Saved entries
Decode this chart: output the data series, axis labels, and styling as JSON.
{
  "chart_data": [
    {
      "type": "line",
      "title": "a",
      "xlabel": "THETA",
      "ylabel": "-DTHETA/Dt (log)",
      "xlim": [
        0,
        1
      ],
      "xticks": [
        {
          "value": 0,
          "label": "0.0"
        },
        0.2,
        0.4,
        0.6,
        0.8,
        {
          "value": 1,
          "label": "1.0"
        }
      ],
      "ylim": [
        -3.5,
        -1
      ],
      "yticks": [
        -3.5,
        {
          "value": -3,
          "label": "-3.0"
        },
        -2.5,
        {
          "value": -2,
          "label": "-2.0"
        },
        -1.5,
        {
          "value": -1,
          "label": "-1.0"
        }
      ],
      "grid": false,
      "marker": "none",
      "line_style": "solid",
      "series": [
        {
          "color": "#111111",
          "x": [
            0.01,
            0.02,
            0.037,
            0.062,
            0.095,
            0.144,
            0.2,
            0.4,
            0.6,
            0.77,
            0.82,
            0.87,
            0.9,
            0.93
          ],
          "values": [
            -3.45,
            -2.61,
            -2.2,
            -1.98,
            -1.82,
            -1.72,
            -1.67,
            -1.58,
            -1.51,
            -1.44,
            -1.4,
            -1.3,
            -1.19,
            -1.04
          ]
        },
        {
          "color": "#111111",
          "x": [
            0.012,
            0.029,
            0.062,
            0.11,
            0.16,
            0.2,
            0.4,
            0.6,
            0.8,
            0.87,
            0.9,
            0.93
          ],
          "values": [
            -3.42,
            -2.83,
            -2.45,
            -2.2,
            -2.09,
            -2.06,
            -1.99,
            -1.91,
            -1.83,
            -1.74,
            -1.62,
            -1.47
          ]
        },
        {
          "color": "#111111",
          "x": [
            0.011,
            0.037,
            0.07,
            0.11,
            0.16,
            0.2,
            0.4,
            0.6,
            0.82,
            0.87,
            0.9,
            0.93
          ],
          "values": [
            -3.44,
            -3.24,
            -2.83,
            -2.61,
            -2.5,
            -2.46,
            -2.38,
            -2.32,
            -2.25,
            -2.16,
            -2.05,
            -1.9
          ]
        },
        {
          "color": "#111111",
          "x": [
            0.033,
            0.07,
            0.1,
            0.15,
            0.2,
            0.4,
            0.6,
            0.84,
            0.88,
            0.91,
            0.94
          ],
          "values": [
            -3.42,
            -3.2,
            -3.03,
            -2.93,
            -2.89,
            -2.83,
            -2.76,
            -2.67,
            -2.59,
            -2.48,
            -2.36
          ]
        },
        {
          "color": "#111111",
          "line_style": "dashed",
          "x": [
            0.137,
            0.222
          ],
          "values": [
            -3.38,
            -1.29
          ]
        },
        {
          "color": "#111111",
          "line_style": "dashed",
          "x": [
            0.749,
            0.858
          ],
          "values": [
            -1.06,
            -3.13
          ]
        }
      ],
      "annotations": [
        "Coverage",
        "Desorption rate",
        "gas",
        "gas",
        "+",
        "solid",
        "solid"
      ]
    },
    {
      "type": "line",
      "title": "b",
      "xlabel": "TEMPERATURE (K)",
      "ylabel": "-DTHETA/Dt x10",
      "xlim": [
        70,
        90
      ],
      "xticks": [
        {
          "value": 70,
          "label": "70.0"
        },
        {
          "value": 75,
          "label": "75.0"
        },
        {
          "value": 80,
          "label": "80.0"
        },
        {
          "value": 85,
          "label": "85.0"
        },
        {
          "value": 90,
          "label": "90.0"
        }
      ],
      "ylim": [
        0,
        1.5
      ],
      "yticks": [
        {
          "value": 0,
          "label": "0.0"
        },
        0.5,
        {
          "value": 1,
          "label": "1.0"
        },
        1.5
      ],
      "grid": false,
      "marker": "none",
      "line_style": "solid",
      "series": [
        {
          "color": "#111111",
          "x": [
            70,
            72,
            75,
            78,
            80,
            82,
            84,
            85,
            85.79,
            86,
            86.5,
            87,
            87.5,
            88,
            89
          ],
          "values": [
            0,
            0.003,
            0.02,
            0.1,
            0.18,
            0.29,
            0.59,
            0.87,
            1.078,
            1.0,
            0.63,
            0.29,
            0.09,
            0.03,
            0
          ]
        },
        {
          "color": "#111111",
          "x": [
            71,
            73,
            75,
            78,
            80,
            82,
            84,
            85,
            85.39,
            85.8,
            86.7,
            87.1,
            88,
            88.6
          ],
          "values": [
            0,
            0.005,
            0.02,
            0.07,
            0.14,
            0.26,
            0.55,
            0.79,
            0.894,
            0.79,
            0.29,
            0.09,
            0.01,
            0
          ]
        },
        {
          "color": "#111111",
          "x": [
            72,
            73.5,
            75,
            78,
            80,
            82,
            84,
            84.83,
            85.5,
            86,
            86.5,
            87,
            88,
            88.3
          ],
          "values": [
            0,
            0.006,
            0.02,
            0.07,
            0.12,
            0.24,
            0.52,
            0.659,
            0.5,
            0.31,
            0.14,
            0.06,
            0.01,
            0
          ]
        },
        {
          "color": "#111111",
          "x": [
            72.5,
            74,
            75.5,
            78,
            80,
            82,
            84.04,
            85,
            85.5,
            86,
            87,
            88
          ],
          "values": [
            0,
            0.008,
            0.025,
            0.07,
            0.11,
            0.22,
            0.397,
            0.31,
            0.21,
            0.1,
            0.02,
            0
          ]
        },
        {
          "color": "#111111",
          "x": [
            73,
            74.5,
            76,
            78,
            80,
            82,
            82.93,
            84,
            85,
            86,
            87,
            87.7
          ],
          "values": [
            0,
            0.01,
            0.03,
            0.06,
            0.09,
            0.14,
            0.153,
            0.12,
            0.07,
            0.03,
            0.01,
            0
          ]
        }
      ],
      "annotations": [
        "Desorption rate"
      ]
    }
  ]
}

→ Goal
Retype every record above exactly as written.

→ Response to this exercise
Decode this chart: output the data series, axis labels, and styling as JSON.
{
  "chart_data": [
    {
      "type": "line",
      "title": "a",
      "xlabel": "THETA",
      "ylabel": "-DTHETA/Dt (log)",
      "xlim": [
        0,
        1
      ],
      "xticks": [
        {
          "value": 0,
          "label": "0.0"
        },
        0.2,
        0.4,
        0.6,
        0.8,
        {
          "value": 1,
          "label": "1.0"
        }
      ],
      "ylim": [
        -3.5,
        -1
      ],
      "yticks": [
        -3.5,
        {
          "value": -3,
          "label": "-3.0"
        },
        -2.5,
        {
          "value": -2,
          "label": "-2.0"
        },
        -1.5,
        {
          "value": -1,
          "label": "-1.0"
        }
      ],
      "grid": false,
      "marker": "none",
      "line_style": "solid",
      "series": [
        {
          "color": "#111111",
          "x": [
            0.01,
            0.02,
            0.037,
            0.062,
            0.095,
            0.144,
            0.2,
            0.4,
            0.6,
            0.77,
            0.82,
            0.87,
            0.9,
            0.93
          ],
          "values": [
            -3.45,
            -2.61,
            -2.2,
            -1.98,
            -1.82,
            -1.72,
            -1.67,
            -1.58,
            -1.51,
            -1.44,
            -1.4,
            -1.3,
            -1.19,
            -1.04
          ]
        },
        {
          "color": "#111111",
          "x": [
            0.012,
            0.029,
            0.062,
            0.11,
            0.16,
            0.2,
            0.4,
            0.6,
            0.8,
            0.87,
            0.9,
            0.93
          ],
          "values": [
            -3.42,
            -2.83,
            -2.45,
            -2.2,
            -2.09,
            -2.06,
            -1.99,
            -1.91,
            -1.83,
            -1.74,
            -1.62,
            -1.47
          ]
        },
        {
          "color": "#111111",
          "x": [
            0.011,
            0.037,
            0.07,
            0.11,
            0.16,
            0.2,
            0.4,
            0.6,
            0.82,
            0.87,
            0.9,
            0.93
          ],
          "values": [
            -3.44,
            -3.24,
            -2.83,
            -2.61,
            -2.5,
            -2.46,
            -2.38,
            -2.32,
            -2.25,
            -2.16,
            -2.05,
            -1.9
          ]
        },
        {
          "color": "#111111",
          "x": [
            0.033,
            0.07,
            0.1,
            0.15,
            0.2,
            0.4,
            0.6,
            0.84,
            0.88,
            0.91,
            0.94
          ],
          "values": [
            -3.42,
            -3.2,
            -3.03,
            -2.93,
            -2.89,
            -2.83,
            -2.76,
            -2.67,
            -2.59,
            -2.48,
            -2.36
          ]
        },
        {
          "color": "#111111",
          "line_style": "dashed",
          "x": [
            0.137,
            0.222
          ],
          "values": [
            -3.38,
            -1.29
          ]
        },
        {
          "color": "#111111",
          "line_style": "dashed",
          "x": [
            0.749,
            0.858
          ],
          "values": [
            -1.06,
            -3.13
          ]
        }
      ],
      "annotations": [
        "Coverage",
        "Desorption rate",
        "gas",
        "gas",
        "+",
        "solid",
        "solid"
      ]
    },
    {
      "type": "line",
      "title": "b",
      "xlabel": "TEMPERATURE (K)",
      "ylabel": "-DTHETA/Dt x10",
      "xlim": [
        70,
        90
      ],
      "xticks": [
        {
          "value": 70,
          "label": "70.0"
        },
        {
          "value": 75,
          "label": "75.0"
        },
        {
          "value": 80,
          "label": "80.0"
        },
        {
          "value": 85,
          "label": "85.0"
        },
        {
          "value": 90,
          "label": "90.0"
        }
      ],
      "ylim": [
        0,
        1.5
      ],
      "yticks": [
        {
          "value": 0,
          "label": "0.0"
        },
        0.5,
        {
          "value": 1,
          "label": "1.0"
        },
        1.5
      ],
      "grid": false,
      "marker": "none",
      "line_style": "solid",
      "series": [
        {
          "color": "#111111",
          "x": [
            70,
            72,
            75,
            78,
            80,
            82,
            84,
            85,
            85.79,
            86,
            86.5,
            87,
            87.5,
            88,
            89
          ],
          "values": [
            0,
            0.003,
            0.02,
            0.1,
            0.18,
            0.29,
            0.59,
            0.87,
            1.078,
            1.0,
            0.63,
            0.29,
            0.09,
            0.03,
            0
          ]
        },
        {
          "color": "#111111",
          "x": [
            71,
            73,
            75,
            78,
            80,
            82,
            84,
            85,
            85.39,
            85.8,
            86.7,
            87.1,
            88,
            88.6
          ],
          "values": [
            0,
            0.005,
            0.02,
            0.07,
            0.14,
            0.26,
            0.55,
            0.79,
            0.894,
            0.79,
            0.29,
            0.09,
            0.01,
            0
          ]
        },
        {
          "color": "#111111",
          "x": [
            72,
            73.5,
            75,
            78,
            80,
            82,
            84,
            84.83,
            85.5,
            86,
            86.5,
            87,
            88,
            88.3
          ],
          "values": [
            0,
            0.006,
            0.02,
            0.07,
            0.12,
            0.24,
            0.52,
            0.659,
            0.5,
            0.31,
            0.14,
            0.06,
            0.01,
            0
          ]
        },
        {
          "color": "#111111",
          "x": [
            72.5,
            74,
            75.5,
            78,
            80,
            82,
            84.04,
            85,
            85.5,
            86,
            87,
            88
          ],
          "values": [
            0,
            0.008,
            0.025,
            0.07,
            0.11,
            0.22,
            0.397,
            0.31,
            0.21,
            0.1,
            0.02,
            0
          ]
        },
        {
          "color": "#111111",
          "x": [
            73,
            74.5,
            76,
            78,
            80,
            82,
            82.93,
            84,
            85,
            86,
            87,
            87.7
          ],
          "values": [
            0,
            0.01,
            0.03,
            0.06,
            0.09,
            0.14,
            0.153,
            0.12,
            0.07,
            0.03,
            0.01,
            0
          ]
        }
      ],
      "annotations": [
        "Desorption rate"
      ]
    }
  ]
}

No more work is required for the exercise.